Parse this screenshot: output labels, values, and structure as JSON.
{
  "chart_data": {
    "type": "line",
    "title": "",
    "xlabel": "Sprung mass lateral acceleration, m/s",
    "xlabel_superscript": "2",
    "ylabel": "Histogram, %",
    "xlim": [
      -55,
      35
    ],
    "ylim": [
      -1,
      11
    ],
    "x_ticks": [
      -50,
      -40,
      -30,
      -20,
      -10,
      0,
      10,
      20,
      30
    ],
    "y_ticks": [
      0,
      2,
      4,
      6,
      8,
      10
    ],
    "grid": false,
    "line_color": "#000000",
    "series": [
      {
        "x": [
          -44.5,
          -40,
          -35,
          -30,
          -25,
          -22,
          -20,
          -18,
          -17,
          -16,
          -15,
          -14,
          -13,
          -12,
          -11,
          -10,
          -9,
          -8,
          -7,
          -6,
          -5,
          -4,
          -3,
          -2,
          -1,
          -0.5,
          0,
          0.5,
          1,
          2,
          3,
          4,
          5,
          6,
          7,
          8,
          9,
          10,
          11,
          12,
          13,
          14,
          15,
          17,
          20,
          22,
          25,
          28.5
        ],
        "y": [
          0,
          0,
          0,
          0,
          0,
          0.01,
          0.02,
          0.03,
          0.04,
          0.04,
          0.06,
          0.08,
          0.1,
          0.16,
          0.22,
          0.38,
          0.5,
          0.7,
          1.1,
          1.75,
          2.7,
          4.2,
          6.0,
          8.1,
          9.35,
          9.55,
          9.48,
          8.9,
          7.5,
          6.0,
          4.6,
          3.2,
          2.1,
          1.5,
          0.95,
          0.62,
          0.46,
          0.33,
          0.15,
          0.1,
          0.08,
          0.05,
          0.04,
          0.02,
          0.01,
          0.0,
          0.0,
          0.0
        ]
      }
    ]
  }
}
━━━━━━━━━━━━━━━━━━━━━━━━━━━━━━
All of the records must be repeated exactly.

Full answer:
Parse this screenshot: output labels, values, and structure as JSON.
{
  "chart_data": {
    "type": "line",
    "title": "",
    "xlabel": "Sprung mass lateral acceleration, m/s",
    "xlabel_superscript": "2",
    "ylabel": "Histogram, %",
    "xlim": [
      -55,
      35
    ],
    "ylim": [
      -1,
      11
    ],
    "x_ticks": [
      -50,
      -40,
      -30,
      -20,
      -10,
      0,
      10,
      20,
      30
    ],
    "y_ticks": [
      0,
      2,
      4,
      6,
      8,
      10
    ],
    "grid": false,
    "line_color": "#000000",
    "series": [
      {
        "x": [
          -44.5,
          -40,
          -35,
          -30,
          -25,
          -22,
          -20,
          -18,
          -17,
          -16,
          -15,
          -14,
          -13,
          -12,
          -11,
          -10,
          -9,
          -8,
          -7,
          -6,
          -5,
          -4,
          -3,
          -2,
          -1,
          -0.5,
          0,
          0.5,
          1,
          2,
          3,
          4,
          5,
          6,
          7,
          8,
          9,
          10,
          11,
          12,
          13,
          14,
          15,
          17,
          20,
          22,
          25,
          28.5
        ],
        "y": [
          0,
          0,
          0,
          0,
          0,
          0.01,
          0.02,
          0.03,
          0.04,
          0.04,
          0.06,
          0.08,
          0.1,
          0.16,
          0.22,
          0.38,
          0.5,
          0.7,
          1.1,
          1.75,
          2.7,
          4.2,
          6.0,
          8.1,
          9.35,
          9.55,
          9.48,
          8.9,
          7.5,
          6.0,
          4.6,
          3.2,
          2.1,
          1.5,
          0.95,
          0.62,
          0.46,
          0.33,
          0.15,
          0.1,
          0.08,
          0.05,
          0.04,
          0.02,
          0.01,
          0.0,
          0.0,
          0.0
        ]
      }
    ]
  }
}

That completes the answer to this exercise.